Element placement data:
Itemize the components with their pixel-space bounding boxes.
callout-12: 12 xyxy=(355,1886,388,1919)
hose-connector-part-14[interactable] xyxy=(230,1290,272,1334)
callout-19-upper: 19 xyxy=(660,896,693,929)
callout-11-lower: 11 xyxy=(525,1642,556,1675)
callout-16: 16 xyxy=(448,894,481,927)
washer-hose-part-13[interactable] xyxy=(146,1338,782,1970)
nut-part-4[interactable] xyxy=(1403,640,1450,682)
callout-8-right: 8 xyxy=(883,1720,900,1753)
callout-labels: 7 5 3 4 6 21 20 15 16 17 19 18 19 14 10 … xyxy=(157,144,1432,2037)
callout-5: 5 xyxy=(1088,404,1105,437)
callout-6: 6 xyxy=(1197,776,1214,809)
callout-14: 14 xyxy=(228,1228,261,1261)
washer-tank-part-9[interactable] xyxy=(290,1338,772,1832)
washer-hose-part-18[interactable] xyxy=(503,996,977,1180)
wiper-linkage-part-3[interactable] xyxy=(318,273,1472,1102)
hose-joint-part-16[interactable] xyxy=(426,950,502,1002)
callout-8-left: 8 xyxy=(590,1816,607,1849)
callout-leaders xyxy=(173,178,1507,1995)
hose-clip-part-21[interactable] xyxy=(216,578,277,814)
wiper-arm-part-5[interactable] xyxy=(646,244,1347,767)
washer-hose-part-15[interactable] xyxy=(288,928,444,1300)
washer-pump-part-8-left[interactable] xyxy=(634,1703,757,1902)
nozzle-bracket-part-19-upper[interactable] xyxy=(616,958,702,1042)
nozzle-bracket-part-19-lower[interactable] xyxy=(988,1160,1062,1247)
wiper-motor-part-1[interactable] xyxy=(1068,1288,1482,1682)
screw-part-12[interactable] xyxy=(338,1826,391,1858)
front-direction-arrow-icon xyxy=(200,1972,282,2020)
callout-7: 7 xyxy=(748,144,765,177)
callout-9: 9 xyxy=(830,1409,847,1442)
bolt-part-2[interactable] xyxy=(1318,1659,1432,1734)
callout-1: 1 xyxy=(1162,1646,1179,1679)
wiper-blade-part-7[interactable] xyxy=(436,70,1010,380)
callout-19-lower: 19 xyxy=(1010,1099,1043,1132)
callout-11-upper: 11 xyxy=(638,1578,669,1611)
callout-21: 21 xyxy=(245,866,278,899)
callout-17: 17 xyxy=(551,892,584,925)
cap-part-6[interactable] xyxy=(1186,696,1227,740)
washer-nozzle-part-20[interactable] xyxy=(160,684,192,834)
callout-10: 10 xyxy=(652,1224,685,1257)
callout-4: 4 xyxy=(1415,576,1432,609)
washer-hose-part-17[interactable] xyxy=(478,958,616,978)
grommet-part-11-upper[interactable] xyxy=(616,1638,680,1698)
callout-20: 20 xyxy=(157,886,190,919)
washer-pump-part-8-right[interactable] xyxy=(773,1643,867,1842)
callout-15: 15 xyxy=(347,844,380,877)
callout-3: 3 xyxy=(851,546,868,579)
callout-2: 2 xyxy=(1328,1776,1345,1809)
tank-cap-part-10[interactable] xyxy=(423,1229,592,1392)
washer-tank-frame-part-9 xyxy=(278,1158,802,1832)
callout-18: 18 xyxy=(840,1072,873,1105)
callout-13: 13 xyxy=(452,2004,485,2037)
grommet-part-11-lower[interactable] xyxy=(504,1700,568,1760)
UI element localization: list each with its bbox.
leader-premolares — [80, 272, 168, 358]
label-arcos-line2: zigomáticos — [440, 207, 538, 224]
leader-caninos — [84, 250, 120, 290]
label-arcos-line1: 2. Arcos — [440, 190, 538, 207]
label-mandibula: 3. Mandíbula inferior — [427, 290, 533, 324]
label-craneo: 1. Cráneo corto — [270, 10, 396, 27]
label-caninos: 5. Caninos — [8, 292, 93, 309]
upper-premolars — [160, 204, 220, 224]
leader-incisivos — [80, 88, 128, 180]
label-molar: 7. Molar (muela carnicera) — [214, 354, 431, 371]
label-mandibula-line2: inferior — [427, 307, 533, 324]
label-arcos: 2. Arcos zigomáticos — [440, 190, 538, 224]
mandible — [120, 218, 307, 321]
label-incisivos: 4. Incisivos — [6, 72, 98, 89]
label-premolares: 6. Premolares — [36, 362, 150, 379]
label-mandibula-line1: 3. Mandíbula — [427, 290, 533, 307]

# Exercise objective
Lay out every line of the records as a JSON list of strings, one string per line, leaving out any blank lines.

# Result for this exercise
[
  "Itemize the components with their pixel-space bounding boxes.",
  "callout-12: 12 xyxy=(355,1886,388,1919)",
  "hose-connector-part-14[interactable] xyxy=(230,1290,272,1334)",
  "callout-19-upper: 19 xyxy=(660,896,693,929)",
  "callout-11-lower: 11 xyxy=(525,1642,556,1675)",
  "callout-16: 16 xyxy=(448,894,481,927)",
  "washer-hose-part-13[interactable] xyxy=(146,1338,782,1970)",
  "nut-part-4[interactable] xyxy=(1403,640,1450,682)",
  "callout-8-right: 8 xyxy=(883,1720,900,1753)",
  "callout-labels: 7 5 3 4 6 21 20 15 16 17 19 18 19 14 10 … xyxy=(157,144,1432,2037)",
  "callout-5: 5 xyxy=(1088,404,1105,437)",
  "callout-6: 6 xyxy=(1197,776,1214,809)",
  "callout-14: 14 xyxy=(228,1228,261,1261)",
  "washer-tank-part-9[interactable] xyxy=(290,1338,772,1832)",
  "washer-hose-part-18[interactable] xyxy=(503,996,977,1180)",
  "wiper-linkage-part-3[interactable] xyxy=(318,273,1472,1102)",
  "hose-joint-part-16[interactable] xyxy=(426,950,502,1002)",
  "callout-8-left: 8 xyxy=(590,1816,607,1849)",
  "callout-leaders xyxy=(173,178,1507,1995)",
  "hose-clip-part-21[interactable] xyxy=(216,578,277,814)",
  "wiper-arm-part-5[interactable] xyxy=(646,244,1347,767)",
  "washer-hose-part-15[interactable] xyxy=(288,928,444,1300)",
  "washer-pump-part-8-left[interactable] xyxy=(634,1703,757,1902)",
  "nozzle-bracket-part-19-upper[interactable] xyxy=(616,958,702,1042)",
  "nozzle-bracket-part-19-lower[interactable] xyxy=(988,1160,1062,1247)",
  "wiper-motor-part-1[interactable] xyxy=(1068,1288,1482,1682)",
  "screw-part-12[interactable] xyxy=(338,1826,391,1858)",
  "front-direction-arrow-icon xyxy=(200,1972,282,2020)",
  "callout-7: 7 xyxy=(748,144,765,177)",
  "callout-9: 9 xyxy=(830,1409,847,1442)",
  "bolt-part-2[interactable] xyxy=(1318,1659,1432,1734)",
  "callout-1: 1 xyxy=(1162,1646,1179,1679)",
  "wiper-blade-part-7[interactable] xyxy=(436,70,1010,380)",
  "callout-19-lower: 19 xyxy=(1010,1099,1043,1132)",
  "callout-11-upper: 11 xyxy=(638,1578,669,1611)",
  "callout-21: 21 xyxy=(245,866,278,899)",
  "callout-17: 17 xyxy=(551,892,584,925)",
  "cap-part-6[interactable] xyxy=(1186,696,1227,740)",
  "washer-nozzle-part-20[interactable] xyxy=(160,684,192,834)",
  "callout-10: 10 xyxy=(652,1224,685,1257)",
  "callout-4: 4 xyxy=(1415,576,1432,609)",
  "washer-hose-part-17[interactable] xyxy=(478,958,616,978)",
  "grommet-part-11-upper[interactable] xyxy=(616,1638,680,1698)",
  "callout-20: 20 xyxy=(157,886,190,919)",
  "washer-pump-part-8-right[interactable] xyxy=(773,1643,867,1842)",
  "callout-15: 15 xyxy=(347,844,380,877)",
  "callout-3: 3 xyxy=(851,546,868,579)",
  "callout-2: 2 xyxy=(1328,1776,1345,1809)",
  "tank-cap-part-10[interactable] xyxy=(423,1229,592,1392)",
  "washer-tank-frame-part-9 xyxy=(278,1158,802,1832)",
  "callout-18: 18 xyxy=(840,1072,873,1105)",
  "callout-13: 13 xyxy=(452,2004,485,2037)",
  "grommet-part-11-lower[interactable] xyxy=(504,1700,568,1760)",
  "UI element localization: list each with its bbox.",
  "leader-premolares — [80, 272, 168, 358]",
  "label-arcos-line2: zigomáticos — [440, 207, 538, 224]",
  "leader-caninos — [84, 250, 120, 290]",
  "label-arcos-line1: 2. Arcos — [440, 190, 538, 207]",
  "label-mandibula: 3. Mandíbula inferior — [427, 290, 533, 324]",
  "label-craneo: 1. Cráneo corto — [270, 10, 396, 27]",
  "label-caninos: 5. Caninos — [8, 292, 93, 309]",
  "upper-premolars — [160, 204, 220, 224]",
  "leader-incisivos — [80, 88, 128, 180]",
  "label-molar: 7. Molar (muela carnicera) — [214, 354, 431, 371]",
  "label-mandibula-line2: inferior — [427, 307, 533, 324]",
  "label-arcos: 2. Arcos zigomáticos — [440, 190, 538, 224]",
  "mandible — [120, 218, 307, 321]",
  "label-incisivos: 4. Incisivos — [6, 72, 98, 89]",
  "label-premolares: 6. Premolares — [36, 362, 150, 379]",
  "label-mandibula-line1: 3. Mandíbula — [427, 290, 533, 307]"
]